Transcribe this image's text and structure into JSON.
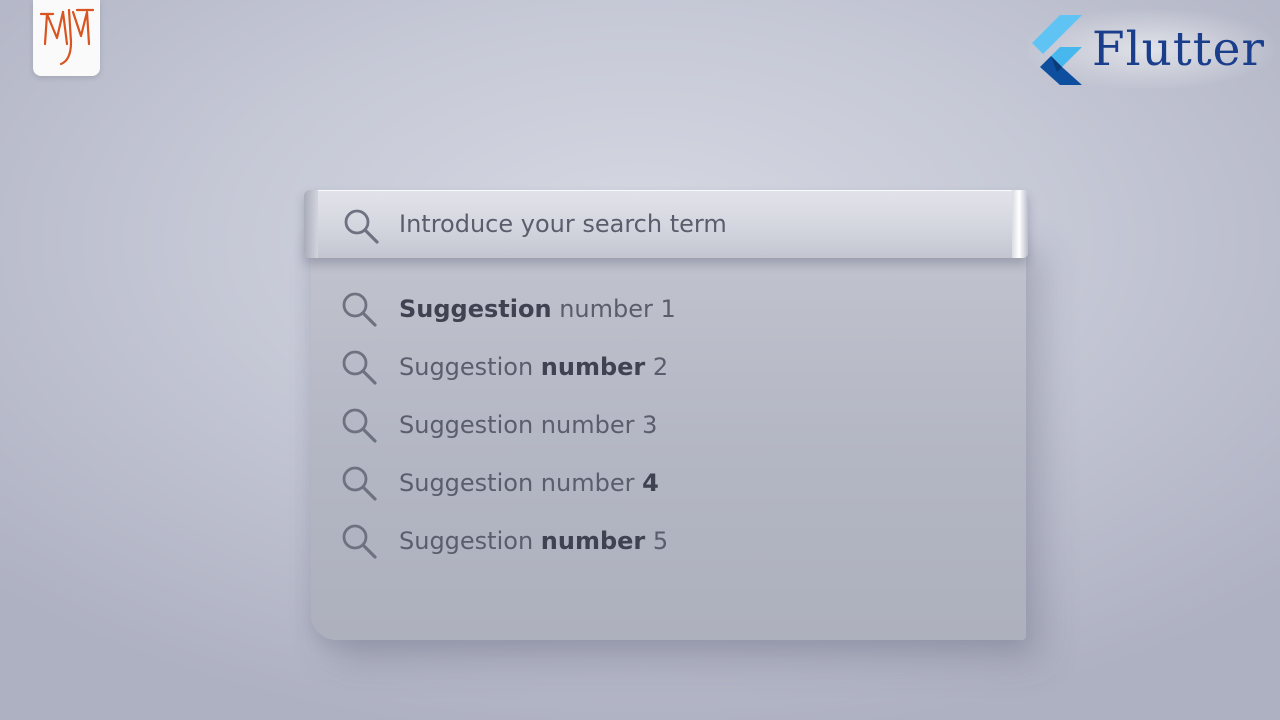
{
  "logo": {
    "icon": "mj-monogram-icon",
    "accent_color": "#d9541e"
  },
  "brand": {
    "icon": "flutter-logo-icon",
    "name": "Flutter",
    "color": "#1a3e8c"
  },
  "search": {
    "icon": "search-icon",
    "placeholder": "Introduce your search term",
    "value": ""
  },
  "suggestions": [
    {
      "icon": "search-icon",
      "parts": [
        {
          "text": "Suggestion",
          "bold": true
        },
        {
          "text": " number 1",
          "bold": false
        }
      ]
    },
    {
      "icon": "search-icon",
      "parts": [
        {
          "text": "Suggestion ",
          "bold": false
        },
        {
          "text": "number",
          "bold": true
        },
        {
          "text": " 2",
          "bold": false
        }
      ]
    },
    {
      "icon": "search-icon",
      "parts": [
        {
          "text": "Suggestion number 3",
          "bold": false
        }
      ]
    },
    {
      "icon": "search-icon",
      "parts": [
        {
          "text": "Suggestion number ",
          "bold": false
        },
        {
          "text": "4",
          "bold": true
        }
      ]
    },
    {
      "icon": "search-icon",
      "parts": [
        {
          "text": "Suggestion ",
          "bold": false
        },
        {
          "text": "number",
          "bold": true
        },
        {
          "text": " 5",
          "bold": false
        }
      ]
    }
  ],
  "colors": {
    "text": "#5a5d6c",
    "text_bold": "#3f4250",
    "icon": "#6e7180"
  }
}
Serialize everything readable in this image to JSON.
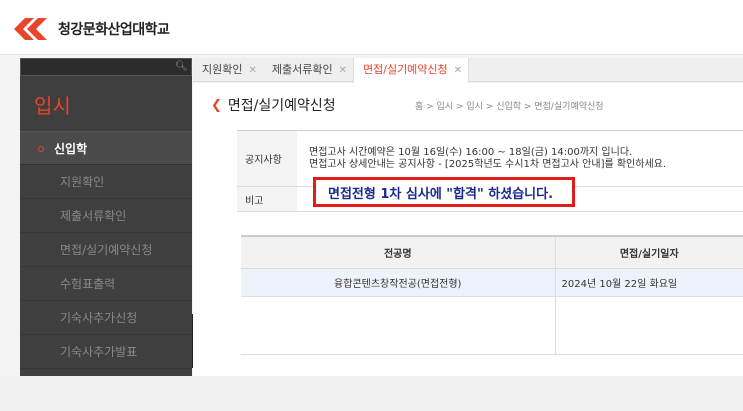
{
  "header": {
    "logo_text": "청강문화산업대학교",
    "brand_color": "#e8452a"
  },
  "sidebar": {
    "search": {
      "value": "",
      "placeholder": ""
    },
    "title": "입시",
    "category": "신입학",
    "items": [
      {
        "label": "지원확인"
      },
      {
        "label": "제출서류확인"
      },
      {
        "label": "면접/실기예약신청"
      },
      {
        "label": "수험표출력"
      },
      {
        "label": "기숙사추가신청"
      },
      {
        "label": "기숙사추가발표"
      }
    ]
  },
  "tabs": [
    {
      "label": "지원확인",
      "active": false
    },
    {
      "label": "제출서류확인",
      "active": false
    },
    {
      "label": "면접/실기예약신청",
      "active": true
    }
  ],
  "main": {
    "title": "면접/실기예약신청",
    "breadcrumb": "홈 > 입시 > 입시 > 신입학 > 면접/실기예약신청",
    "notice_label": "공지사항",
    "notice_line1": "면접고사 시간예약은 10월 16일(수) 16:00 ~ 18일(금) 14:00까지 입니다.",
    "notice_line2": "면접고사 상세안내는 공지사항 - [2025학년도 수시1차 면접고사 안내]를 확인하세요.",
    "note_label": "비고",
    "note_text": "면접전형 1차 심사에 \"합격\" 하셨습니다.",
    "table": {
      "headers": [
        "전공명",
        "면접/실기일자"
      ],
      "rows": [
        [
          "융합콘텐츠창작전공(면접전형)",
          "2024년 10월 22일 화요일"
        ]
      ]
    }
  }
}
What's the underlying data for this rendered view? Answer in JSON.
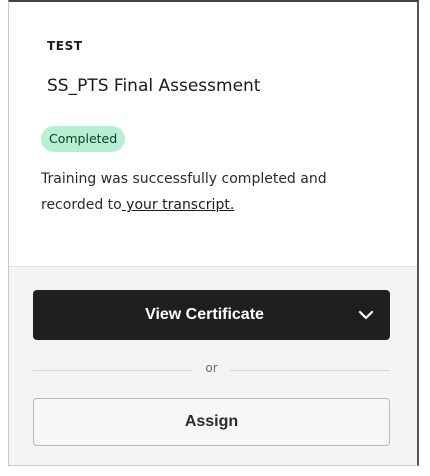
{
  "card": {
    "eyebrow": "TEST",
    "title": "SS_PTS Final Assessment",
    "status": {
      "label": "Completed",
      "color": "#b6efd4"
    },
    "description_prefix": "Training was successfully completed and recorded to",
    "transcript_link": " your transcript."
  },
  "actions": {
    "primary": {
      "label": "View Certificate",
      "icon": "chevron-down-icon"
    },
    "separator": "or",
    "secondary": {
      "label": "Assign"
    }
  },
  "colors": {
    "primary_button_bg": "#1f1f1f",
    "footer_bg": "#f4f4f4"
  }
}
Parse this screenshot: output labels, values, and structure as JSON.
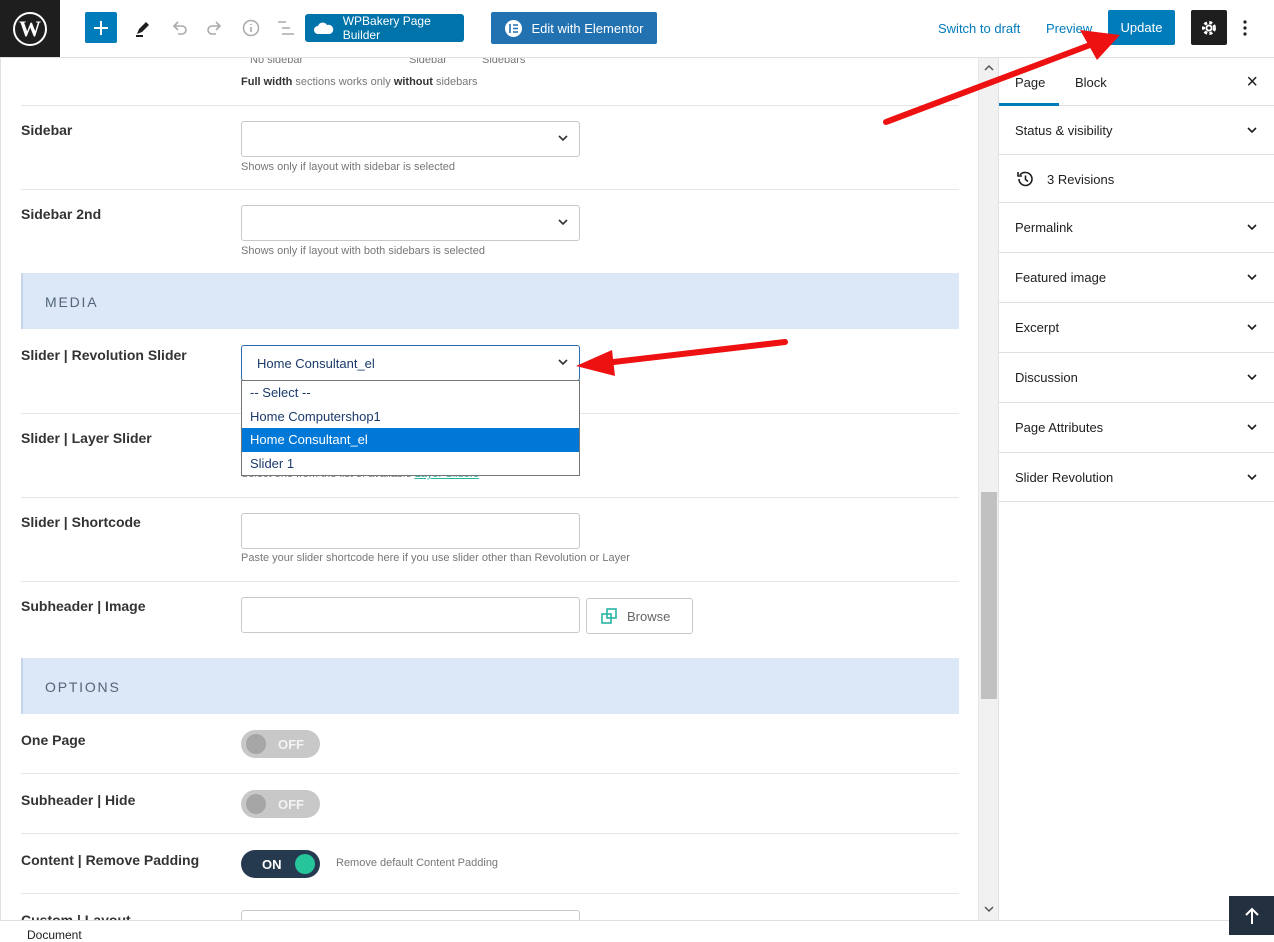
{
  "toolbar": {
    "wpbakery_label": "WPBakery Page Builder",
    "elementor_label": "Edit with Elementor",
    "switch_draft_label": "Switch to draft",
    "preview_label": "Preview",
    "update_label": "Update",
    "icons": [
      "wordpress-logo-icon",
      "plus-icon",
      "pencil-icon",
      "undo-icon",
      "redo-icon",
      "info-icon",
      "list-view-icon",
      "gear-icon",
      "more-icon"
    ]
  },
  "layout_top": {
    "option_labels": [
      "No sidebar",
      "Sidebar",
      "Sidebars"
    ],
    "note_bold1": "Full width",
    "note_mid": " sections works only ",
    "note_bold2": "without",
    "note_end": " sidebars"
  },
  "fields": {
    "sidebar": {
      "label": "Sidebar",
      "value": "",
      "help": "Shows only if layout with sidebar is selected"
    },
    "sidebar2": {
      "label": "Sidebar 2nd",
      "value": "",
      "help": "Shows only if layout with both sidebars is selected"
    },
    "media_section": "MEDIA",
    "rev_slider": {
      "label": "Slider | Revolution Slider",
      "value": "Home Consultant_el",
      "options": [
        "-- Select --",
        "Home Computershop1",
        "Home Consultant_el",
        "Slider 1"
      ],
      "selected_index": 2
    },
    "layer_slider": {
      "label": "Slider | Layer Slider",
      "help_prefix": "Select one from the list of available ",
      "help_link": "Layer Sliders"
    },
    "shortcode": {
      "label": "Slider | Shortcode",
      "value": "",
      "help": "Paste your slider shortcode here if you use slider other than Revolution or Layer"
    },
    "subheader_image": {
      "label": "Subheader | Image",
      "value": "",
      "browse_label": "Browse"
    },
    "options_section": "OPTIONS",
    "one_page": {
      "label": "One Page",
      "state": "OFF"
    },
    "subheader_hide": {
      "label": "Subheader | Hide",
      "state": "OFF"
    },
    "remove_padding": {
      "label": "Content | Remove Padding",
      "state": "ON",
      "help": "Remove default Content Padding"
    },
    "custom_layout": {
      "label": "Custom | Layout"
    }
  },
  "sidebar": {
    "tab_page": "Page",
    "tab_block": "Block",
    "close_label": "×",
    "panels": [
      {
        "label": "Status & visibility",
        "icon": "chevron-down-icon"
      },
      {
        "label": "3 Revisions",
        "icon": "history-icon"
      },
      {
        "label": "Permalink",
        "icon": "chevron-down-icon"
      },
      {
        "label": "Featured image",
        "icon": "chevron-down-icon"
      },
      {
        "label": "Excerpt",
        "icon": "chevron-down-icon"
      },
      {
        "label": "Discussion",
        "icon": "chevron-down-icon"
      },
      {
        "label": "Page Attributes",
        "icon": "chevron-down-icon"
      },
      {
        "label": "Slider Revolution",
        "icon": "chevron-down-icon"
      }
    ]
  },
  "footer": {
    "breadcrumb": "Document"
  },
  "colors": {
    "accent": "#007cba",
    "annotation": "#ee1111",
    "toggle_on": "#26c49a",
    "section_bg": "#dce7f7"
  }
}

────────────────

## WRITTEN PROBLEM
Give an exact copy of the material, leaving out every picture.

## TASK RESULT
Transcribe this image's text and structure into JSON.
{
  "logo": {
    "icon": "mj-monogram-icon",
    "accent_color": "#d9541e"
  },
  "brand": {
    "icon": "flutter-logo-icon",
    "name": "Flutter",
    "color": "#1a3e8c"
  },
  "search": {
    "icon": "search-icon",
    "placeholder": "Introduce your search term",
    "value": ""
  },
  "suggestions": [
    {
      "icon": "search-icon",
      "parts": [
        {
          "text": "Suggestion",
          "bold": true
        },
        {
          "text": " number 1",
          "bold": false
        }
      ]
    },
    {
      "icon": "search-icon",
      "parts": [
        {
          "text": "Suggestion ",
          "bold": false
        },
        {
          "text": "number",
          "bold": true
        },
        {
          "text": " 2",
          "bold": false
        }
      ]
    },
    {
      "icon": "search-icon",
      "parts": [
        {
          "text": "Suggestion number 3",
          "bold": false
        }
      ]
    },
    {
      "icon": "search-icon",
      "parts": [
        {
          "text": "Suggestion number ",
          "bold": false
        },
        {
          "text": "4",
          "bold": true
        }
      ]
    },
    {
      "icon": "search-icon",
      "parts": [
        {
          "text": "Suggestion ",
          "bold": false
        },
        {
          "text": "number",
          "bold": true
        },
        {
          "text": " 5",
          "bold": false
        }
      ]
    }
  ],
  "colors": {
    "text": "#5a5d6c",
    "text_bold": "#3f4250",
    "icon": "#6e7180"
  }
}
Serialize everything readable in this image to JSON.
{
  "header": {
    "logo_text": "청강문화산업대학교",
    "brand_color": "#e8452a"
  },
  "sidebar": {
    "search": {
      "value": "",
      "placeholder": ""
    },
    "title": "입시",
    "category": "신입학",
    "items": [
      {
        "label": "지원확인"
      },
      {
        "label": "제출서류확인"
      },
      {
        "label": "면접/실기예약신청"
      },
      {
        "label": "수험표출력"
      },
      {
        "label": "기숙사추가신청"
      },
      {
        "label": "기숙사추가발표"
      }
    ]
  },
  "tabs": [
    {
      "label": "지원확인",
      "active": false
    },
    {
      "label": "제출서류확인",
      "active": false
    },
    {
      "label": "면접/실기예약신청",
      "active": true
    }
  ],
  "main": {
    "title": "면접/실기예약신청",
    "breadcrumb": "홈 > 입시 > 입시 > 신입학 > 면접/실기예약신청",
    "notice_label": "공지사항",
    "notice_line1": "면접고사 시간예약은 10월 16일(수) 16:00 ~ 18일(금) 14:00까지 입니다.",
    "notice_line2": "면접고사 상세안내는 공지사항 - [2025학년도 수시1차 면접고사 안내]를 확인하세요.",
    "note_label": "비고",
    "note_text": "면접전형 1차 심사에 \"합격\" 하셨습니다.",
    "table": {
      "headers": [
        "전공명",
        "면접/실기일자"
      ],
      "rows": [
        [
          "융합콘텐츠창작전공(면접전형)",
          "2024년 10월 22일 화요일"
        ]
      ]
    }
  }
}
What's the underlying data for this rendered view? Answer in JSON.
{
  "card": {
    "eyebrow": "TEST",
    "title": "SS_PTS Final Assessment",
    "status": {
      "label": "Completed",
      "color": "#b6efd4"
    },
    "description_prefix": "Training was successfully completed and recorded to",
    "transcript_link": " your transcript."
  },
  "actions": {
    "primary": {
      "label": "View Certificate",
      "icon": "chevron-down-icon"
    },
    "separator": "or",
    "secondary": {
      "label": "Assign"
    }
  },
  "colors": {
    "primary_button_bg": "#1f1f1f",
    "footer_bg": "#f4f4f4"
  }
}
Parse this screenshot: output labels, values, and structure as JSON.
{
  "toolbar": {
    "wpbakery_label": "WPBakery Page Builder",
    "elementor_label": "Edit with Elementor",
    "switch_draft_label": "Switch to draft",
    "preview_label": "Preview",
    "update_label": "Update",
    "icons": [
      "wordpress-logo-icon",
      "plus-icon",
      "pencil-icon",
      "undo-icon",
      "redo-icon",
      "info-icon",
      "list-view-icon",
      "gear-icon",
      "more-icon"
    ]
  },
  "layout_top": {
    "option_labels": [
      "No sidebar",
      "Sidebar",
      "Sidebars"
    ],
    "note_bold1": "Full width",
    "note_mid": " sections works only ",
    "note_bold2": "without",
    "note_end": " sidebars"
  },
  "fields": {
    "sidebar": {
      "label": "Sidebar",
      "value": "",
      "help": "Shows only if layout with sidebar is selected"
    },
    "sidebar2": {
      "label": "Sidebar 2nd",
      "value": "",
      "help": "Shows only if layout with both sidebars is selected"
    },
    "media_section": "MEDIA",
    "rev_slider": {
      "label": "Slider | Revolution Slider",
      "value": "Home Consultant_el",
      "options": [
        "-- Select --",
        "Home Computershop1",
        "Home Consultant_el",
        "Slider 1"
      ],
      "selected_index": 2
    },
    "layer_slider": {
      "label": "Slider | Layer Slider",
      "help_prefix": "Select one from the list of available ",
      "help_link": "Layer Sliders"
    },
    "shortcode": {
      "label": "Slider | Shortcode",
      "value": "",
      "help": "Paste your slider shortcode here if you use slider other than Revolution or Layer"
    },
    "subheader_image": {
      "label": "Subheader | Image",
      "value": "",
      "browse_label": "Browse"
    },
    "options_section": "OPTIONS",
    "one_page": {
      "label": "One Page",
      "state": "OFF"
    },
    "subheader_hide": {
      "label": "Subheader | Hide",
      "state": "OFF"
    },
    "remove_padding": {
      "label": "Content | Remove Padding",
      "state": "ON",
      "help": "Remove default Content Padding"
    },
    "custom_layout": {
      "label": "Custom | Layout"
    }
  },
  "sidebar": {
    "tab_page": "Page",
    "tab_block": "Block",
    "close_label": "×",
    "panels": [
      {
        "label": "Status & visibility",
        "icon": "chevron-down-icon"
      },
      {
        "label": "3 Revisions",
        "icon": "history-icon"
      },
      {
        "label": "Permalink",
        "icon": "chevron-down-icon"
      },
      {
        "label": "Featured image",
        "icon": "chevron-down-icon"
      },
      {
        "label": "Excerpt",
        "icon": "chevron-down-icon"
      },
      {
        "label": "Discussion",
        "icon": "chevron-down-icon"
      },
      {
        "label": "Page Attributes",
        "icon": "chevron-down-icon"
      },
      {
        "label": "Slider Revolution",
        "icon": "chevron-down-icon"
      }
    ]
  },
  "footer": {
    "breadcrumb": "Document"
  },
  "colors": {
    "accent": "#007cba",
    "annotation": "#ee1111",
    "toggle_on": "#26c49a",
    "section_bg": "#dce7f7"
  }
}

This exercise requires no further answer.